(DIRECTIONS)
Determine how many lines contain the string "View", then reply with that figure only.

(GIVEN RECORDS)

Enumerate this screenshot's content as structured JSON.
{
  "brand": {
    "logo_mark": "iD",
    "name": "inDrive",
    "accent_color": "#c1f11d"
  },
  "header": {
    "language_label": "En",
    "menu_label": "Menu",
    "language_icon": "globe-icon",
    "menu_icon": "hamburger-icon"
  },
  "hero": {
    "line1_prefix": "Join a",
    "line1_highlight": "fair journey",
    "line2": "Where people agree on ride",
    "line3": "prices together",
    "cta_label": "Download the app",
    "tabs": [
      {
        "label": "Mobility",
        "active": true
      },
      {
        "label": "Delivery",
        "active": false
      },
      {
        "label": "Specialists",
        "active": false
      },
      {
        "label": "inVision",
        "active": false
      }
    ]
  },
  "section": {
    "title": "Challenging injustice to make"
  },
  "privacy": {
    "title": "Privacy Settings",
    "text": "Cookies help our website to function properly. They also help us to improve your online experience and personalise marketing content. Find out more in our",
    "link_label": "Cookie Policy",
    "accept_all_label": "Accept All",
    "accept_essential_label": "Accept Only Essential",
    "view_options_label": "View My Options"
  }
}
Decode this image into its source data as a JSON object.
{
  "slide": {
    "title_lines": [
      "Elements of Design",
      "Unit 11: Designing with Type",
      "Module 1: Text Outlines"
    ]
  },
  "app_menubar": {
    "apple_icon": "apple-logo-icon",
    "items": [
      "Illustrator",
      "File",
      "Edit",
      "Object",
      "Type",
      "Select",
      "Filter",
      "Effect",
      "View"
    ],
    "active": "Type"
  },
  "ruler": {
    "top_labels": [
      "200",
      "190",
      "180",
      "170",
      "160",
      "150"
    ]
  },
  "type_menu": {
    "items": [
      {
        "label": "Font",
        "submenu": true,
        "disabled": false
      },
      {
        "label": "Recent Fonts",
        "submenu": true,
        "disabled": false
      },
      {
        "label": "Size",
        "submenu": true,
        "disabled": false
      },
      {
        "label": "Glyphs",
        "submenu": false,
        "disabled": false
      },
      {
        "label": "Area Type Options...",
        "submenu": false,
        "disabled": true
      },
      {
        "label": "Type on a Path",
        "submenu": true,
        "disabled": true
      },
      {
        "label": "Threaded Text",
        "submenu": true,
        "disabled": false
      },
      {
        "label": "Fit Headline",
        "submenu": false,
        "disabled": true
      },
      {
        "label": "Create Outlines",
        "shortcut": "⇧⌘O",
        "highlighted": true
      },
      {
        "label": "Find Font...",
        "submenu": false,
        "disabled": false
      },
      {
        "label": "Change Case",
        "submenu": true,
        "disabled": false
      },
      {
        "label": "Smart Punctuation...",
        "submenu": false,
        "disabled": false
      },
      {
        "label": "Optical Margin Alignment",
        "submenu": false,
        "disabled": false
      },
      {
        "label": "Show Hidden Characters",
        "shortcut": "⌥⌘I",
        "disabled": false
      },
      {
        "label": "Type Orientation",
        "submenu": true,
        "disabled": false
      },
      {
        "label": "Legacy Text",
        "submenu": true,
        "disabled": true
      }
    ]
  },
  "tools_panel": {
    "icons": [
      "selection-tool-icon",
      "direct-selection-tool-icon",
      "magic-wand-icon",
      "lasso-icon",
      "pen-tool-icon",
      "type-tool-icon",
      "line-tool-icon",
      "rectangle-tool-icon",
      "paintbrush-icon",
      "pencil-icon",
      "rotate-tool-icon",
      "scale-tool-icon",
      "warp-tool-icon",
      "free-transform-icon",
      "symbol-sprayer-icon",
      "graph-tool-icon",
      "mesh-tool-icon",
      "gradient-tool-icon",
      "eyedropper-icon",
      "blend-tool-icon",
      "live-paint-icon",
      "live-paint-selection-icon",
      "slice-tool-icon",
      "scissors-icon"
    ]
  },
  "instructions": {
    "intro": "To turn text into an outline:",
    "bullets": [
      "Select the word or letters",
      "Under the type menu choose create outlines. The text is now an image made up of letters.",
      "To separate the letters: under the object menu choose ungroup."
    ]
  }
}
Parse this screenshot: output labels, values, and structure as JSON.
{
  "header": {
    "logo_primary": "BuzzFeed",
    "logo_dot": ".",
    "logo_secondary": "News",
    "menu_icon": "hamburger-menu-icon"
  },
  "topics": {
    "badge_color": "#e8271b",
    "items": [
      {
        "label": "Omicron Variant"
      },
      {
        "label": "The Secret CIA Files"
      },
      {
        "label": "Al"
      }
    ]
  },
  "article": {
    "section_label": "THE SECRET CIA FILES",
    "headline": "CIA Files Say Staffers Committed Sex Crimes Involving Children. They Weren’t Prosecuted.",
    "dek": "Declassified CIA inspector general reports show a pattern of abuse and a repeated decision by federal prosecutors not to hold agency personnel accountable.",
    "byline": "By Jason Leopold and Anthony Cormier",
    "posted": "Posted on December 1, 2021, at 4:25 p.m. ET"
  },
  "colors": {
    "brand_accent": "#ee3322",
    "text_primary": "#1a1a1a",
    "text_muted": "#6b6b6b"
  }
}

(FINISHED TASK)
2